══ Listed records
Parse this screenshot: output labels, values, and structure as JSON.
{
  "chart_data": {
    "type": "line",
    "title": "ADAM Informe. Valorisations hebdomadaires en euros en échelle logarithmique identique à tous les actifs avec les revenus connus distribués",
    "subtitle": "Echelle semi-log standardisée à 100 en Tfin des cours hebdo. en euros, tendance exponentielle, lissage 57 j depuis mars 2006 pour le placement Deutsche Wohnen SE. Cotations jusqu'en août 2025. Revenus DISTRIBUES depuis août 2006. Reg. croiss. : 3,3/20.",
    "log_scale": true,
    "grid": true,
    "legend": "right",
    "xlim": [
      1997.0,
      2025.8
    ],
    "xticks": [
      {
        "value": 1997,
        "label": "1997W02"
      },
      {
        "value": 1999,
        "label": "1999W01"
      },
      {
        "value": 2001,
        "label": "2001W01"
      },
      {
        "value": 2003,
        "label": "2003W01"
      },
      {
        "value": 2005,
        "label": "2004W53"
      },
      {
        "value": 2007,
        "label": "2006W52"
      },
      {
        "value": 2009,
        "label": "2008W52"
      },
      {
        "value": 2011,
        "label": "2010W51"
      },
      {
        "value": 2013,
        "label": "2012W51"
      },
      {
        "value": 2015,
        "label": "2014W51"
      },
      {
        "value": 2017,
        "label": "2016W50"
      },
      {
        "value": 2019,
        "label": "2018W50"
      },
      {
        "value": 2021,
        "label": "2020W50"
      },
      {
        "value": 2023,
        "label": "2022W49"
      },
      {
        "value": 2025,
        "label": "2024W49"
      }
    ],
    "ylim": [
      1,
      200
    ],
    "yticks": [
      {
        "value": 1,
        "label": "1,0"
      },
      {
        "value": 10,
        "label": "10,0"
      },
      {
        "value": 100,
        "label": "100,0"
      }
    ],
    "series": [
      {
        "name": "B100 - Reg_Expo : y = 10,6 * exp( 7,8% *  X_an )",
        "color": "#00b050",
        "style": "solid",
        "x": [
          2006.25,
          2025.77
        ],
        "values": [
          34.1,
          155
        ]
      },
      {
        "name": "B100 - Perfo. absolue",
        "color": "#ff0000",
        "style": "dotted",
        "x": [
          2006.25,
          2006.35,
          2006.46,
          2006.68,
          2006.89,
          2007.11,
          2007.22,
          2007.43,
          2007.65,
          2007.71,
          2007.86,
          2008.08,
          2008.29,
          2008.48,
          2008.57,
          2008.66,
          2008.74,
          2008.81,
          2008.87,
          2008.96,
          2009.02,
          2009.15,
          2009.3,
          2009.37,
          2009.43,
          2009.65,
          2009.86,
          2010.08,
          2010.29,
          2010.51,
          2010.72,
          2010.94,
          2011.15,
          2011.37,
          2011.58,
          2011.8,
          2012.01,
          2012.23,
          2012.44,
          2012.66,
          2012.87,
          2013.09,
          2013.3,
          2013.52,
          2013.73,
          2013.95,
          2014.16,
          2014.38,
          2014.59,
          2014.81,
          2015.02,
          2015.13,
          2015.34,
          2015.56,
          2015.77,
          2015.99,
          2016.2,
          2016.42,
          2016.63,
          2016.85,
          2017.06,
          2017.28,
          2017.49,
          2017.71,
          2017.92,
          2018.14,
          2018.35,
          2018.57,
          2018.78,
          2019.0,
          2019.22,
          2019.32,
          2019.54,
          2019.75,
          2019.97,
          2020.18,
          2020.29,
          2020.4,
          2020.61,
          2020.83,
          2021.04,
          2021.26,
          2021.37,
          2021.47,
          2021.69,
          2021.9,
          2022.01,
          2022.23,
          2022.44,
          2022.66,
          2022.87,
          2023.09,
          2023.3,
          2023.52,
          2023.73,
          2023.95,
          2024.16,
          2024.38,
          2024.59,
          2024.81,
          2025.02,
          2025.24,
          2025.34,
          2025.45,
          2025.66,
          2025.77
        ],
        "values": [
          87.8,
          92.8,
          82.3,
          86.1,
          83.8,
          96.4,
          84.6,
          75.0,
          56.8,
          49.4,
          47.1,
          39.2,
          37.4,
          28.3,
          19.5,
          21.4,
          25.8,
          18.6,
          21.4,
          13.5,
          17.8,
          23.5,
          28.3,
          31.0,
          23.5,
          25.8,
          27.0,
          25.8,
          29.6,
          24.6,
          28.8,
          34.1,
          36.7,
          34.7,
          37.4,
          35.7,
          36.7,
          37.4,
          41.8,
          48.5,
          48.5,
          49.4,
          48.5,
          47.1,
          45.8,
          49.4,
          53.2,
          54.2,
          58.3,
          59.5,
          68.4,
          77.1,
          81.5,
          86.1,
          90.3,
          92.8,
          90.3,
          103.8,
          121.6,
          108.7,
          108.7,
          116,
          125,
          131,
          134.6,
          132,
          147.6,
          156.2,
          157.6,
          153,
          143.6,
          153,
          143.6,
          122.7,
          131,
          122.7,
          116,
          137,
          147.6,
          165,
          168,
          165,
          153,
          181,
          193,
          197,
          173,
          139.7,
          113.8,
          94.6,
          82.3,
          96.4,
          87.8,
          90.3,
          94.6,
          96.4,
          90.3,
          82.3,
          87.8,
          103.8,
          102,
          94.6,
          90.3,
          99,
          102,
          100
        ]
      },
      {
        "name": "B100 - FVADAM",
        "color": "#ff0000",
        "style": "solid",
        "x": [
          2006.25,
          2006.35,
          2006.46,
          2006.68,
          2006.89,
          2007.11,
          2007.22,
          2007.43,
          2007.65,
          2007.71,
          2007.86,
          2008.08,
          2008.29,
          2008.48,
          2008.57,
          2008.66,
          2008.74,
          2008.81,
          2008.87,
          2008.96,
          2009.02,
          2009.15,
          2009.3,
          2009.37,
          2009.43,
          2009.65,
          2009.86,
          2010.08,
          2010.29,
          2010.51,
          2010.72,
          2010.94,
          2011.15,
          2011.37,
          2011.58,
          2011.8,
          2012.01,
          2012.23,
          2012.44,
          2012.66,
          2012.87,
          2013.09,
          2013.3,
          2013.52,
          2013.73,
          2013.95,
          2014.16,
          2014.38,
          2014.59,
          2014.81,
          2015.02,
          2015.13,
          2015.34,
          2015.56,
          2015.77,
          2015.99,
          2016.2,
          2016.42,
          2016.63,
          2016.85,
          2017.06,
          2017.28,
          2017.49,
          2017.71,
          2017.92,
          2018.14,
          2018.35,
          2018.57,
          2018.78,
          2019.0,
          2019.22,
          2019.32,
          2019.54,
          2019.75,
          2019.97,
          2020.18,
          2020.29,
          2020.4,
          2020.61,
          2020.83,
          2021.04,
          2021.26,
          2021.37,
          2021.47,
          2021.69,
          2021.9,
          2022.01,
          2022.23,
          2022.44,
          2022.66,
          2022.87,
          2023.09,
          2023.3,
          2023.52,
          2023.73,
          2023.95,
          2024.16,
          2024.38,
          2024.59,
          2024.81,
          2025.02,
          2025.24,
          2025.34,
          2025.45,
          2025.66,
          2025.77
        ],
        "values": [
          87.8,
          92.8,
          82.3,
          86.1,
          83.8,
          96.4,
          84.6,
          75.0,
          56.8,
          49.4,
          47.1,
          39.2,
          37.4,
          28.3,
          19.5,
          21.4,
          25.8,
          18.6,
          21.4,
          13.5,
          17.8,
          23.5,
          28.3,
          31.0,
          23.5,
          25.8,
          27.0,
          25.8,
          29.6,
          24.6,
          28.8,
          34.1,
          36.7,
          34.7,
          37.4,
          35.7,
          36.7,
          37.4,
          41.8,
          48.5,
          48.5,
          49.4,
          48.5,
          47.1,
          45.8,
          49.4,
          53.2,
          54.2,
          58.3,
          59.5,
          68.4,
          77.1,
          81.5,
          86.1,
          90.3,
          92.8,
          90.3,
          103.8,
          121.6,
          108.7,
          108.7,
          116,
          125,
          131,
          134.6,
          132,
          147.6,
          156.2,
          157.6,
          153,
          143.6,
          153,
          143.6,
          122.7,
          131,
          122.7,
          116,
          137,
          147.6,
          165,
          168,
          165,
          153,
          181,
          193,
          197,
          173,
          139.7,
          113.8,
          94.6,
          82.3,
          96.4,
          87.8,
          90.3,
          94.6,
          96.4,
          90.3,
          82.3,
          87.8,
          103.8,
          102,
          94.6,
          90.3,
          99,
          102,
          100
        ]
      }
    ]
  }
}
════
Your answer should be a single number: how many lines in the data above include "euros"?

Exercise response - 2